INSTRUCTION:
Rewrite every row below with each "point" changed to "marker" and nothing else altered, omitting the pictures.

SOURCE DATA:

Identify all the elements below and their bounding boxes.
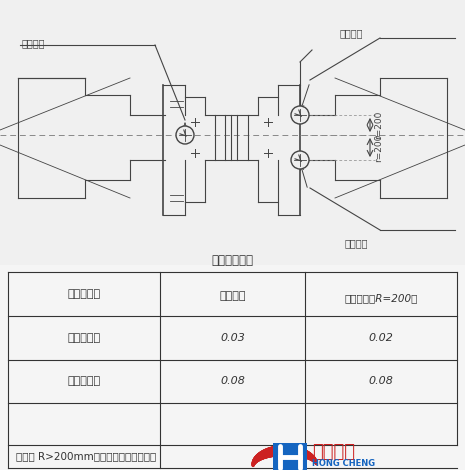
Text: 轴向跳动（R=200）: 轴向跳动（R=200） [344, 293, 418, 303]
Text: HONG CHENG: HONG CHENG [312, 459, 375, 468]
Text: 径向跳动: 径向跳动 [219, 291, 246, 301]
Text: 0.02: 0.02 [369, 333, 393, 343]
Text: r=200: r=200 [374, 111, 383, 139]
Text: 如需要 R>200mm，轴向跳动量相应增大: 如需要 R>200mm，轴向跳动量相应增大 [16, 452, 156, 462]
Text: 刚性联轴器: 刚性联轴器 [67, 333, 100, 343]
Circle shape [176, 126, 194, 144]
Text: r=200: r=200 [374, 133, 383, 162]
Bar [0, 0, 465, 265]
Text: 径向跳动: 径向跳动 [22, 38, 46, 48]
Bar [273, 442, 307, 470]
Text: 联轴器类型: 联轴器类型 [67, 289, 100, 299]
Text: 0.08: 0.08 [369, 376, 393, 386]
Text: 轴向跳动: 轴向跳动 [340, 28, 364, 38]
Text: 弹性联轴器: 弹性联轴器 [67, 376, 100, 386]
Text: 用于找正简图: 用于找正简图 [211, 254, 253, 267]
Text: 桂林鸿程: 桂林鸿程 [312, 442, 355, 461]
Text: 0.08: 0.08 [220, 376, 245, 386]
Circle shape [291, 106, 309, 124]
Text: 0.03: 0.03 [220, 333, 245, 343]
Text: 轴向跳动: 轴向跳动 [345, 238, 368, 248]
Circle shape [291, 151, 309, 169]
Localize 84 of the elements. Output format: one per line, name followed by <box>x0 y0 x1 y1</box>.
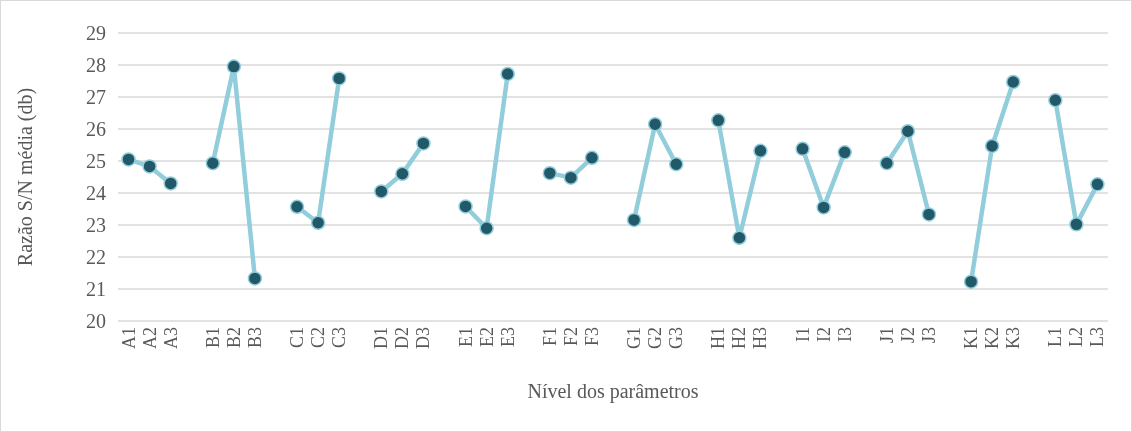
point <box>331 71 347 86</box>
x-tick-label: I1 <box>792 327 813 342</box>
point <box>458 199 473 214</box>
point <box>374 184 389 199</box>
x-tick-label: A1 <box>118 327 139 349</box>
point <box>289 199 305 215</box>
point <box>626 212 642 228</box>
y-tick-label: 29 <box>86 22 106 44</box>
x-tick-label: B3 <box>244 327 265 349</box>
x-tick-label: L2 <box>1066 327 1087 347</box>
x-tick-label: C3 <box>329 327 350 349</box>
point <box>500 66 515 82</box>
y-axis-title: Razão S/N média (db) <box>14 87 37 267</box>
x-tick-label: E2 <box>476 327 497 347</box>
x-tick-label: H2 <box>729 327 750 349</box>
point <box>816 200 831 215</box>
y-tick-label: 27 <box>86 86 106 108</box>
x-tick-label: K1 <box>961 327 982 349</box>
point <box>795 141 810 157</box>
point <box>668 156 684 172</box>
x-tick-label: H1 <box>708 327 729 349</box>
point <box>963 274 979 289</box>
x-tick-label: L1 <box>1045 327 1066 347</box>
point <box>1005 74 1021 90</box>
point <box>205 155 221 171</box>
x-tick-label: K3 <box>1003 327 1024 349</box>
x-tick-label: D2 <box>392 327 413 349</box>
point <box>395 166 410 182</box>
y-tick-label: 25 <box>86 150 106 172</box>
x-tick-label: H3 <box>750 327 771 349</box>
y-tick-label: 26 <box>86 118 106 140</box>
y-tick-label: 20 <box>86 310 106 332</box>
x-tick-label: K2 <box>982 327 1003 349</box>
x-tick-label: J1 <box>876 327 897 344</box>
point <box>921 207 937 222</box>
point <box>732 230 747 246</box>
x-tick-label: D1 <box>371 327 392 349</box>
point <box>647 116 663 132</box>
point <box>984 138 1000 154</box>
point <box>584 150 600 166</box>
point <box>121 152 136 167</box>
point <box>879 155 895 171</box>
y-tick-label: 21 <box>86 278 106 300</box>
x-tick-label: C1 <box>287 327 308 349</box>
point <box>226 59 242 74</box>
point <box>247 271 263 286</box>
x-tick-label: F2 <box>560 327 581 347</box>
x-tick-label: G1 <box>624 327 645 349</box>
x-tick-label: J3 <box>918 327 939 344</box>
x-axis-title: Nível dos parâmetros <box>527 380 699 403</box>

RESULT OF THE EXERCISE:
Identify all the elements below and their bounding boxes.
Text: 轴向跳动（R=200）: 轴向跳动（R=200） [344, 293, 418, 303]
Text: HONG CHENG: HONG CHENG [312, 459, 375, 468]
Text: 径向跳动: 径向跳动 [219, 291, 246, 301]
Text: 0.02: 0.02 [369, 333, 393, 343]
Text: r=200: r=200 [374, 111, 383, 139]
Text: 如需要 R>200mm，轴向跳动量相应增大: 如需要 R>200mm，轴向跳动量相应增大 [16, 452, 156, 462]
Text: 刚性联轴器: 刚性联轴器 [67, 333, 100, 343]
Circle shape [176, 126, 194, 144]
Text: r=200: r=200 [374, 133, 383, 162]
Bar [0, 0, 465, 265]
Text: 径向跳动: 径向跳动 [22, 38, 46, 48]
Bar [273, 442, 307, 470]
Text: 联轴器类型: 联轴器类型 [67, 289, 100, 299]
Text: 0.08: 0.08 [369, 376, 393, 386]
Text: 轴向跳动: 轴向跳动 [340, 28, 364, 38]
Text: 弹性联轴器: 弹性联轴器 [67, 376, 100, 386]
Text: 用于找正简图: 用于找正简图 [211, 254, 253, 267]
Text: 桂林鸿程: 桂林鸿程 [312, 442, 355, 461]
Text: 0.08: 0.08 [220, 376, 245, 386]
Circle shape [291, 106, 309, 124]
Text: 0.03: 0.03 [220, 333, 245, 343]
Text: 轴向跳动: 轴向跳动 [345, 238, 368, 248]
Circle shape [291, 151, 309, 169]
Localize 84 of the elements. Output format: one per line, name followed by <box>x0 y0 x1 y1</box>.
marker <box>331 71 347 86</box>
x-tick-label: I1 <box>792 327 813 342</box>
marker <box>458 199 473 214</box>
marker <box>374 184 389 199</box>
x-tick-label: A1 <box>118 327 139 349</box>
marker <box>289 199 305 215</box>
marker <box>626 212 642 228</box>
y-tick-label: 29 <box>86 22 106 44</box>
x-tick-label: B3 <box>244 327 265 349</box>
x-tick-label: L2 <box>1066 327 1087 347</box>
x-tick-label: C3 <box>329 327 350 349</box>
marker <box>500 66 515 82</box>
y-axis-title: Razão S/N média (db) <box>14 87 37 267</box>
x-tick-label: E2 <box>476 327 497 347</box>
x-tick-label: H2 <box>729 327 750 349</box>
marker <box>816 200 831 215</box>
y-tick-label: 27 <box>86 86 106 108</box>
x-tick-label: K1 <box>961 327 982 349</box>
marker <box>795 141 810 157</box>
marker <box>668 156 684 172</box>
x-tick-label: H1 <box>708 327 729 349</box>
marker <box>963 274 979 289</box>
x-tick-label: L1 <box>1045 327 1066 347</box>
marker <box>1005 74 1021 90</box>
marker <box>205 155 221 171</box>
x-tick-label: K3 <box>1003 327 1024 349</box>
x-tick-label: D2 <box>392 327 413 349</box>
marker <box>395 166 410 182</box>
y-tick-label: 25 <box>86 150 106 172</box>
x-tick-label: H3 <box>750 327 771 349</box>
y-tick-label: 26 <box>86 118 106 140</box>
y-tick-label: 20 <box>86 310 106 332</box>
x-tick-label: K2 <box>982 327 1003 349</box>
x-tick-label: J1 <box>876 327 897 344</box>
marker <box>921 207 937 222</box>
marker <box>732 230 747 246</box>
x-tick-label: D1 <box>371 327 392 349</box>
marker <box>647 116 663 132</box>
marker <box>984 138 1000 154</box>
marker <box>584 150 600 166</box>
marker <box>121 152 136 167</box>
marker <box>879 155 895 171</box>
y-tick-label: 21 <box>86 278 106 300</box>
x-tick-label: C1 <box>287 327 308 349</box>
marker <box>226 59 242 74</box>
marker <box>247 271 263 286</box>
x-tick-label: F2 <box>560 327 581 347</box>
x-tick-label: G1 <box>624 327 645 349</box>
x-tick-label: J3 <box>918 327 939 344</box>
x-axis-title: Nível dos parâmetros <box>527 380 699 403</box>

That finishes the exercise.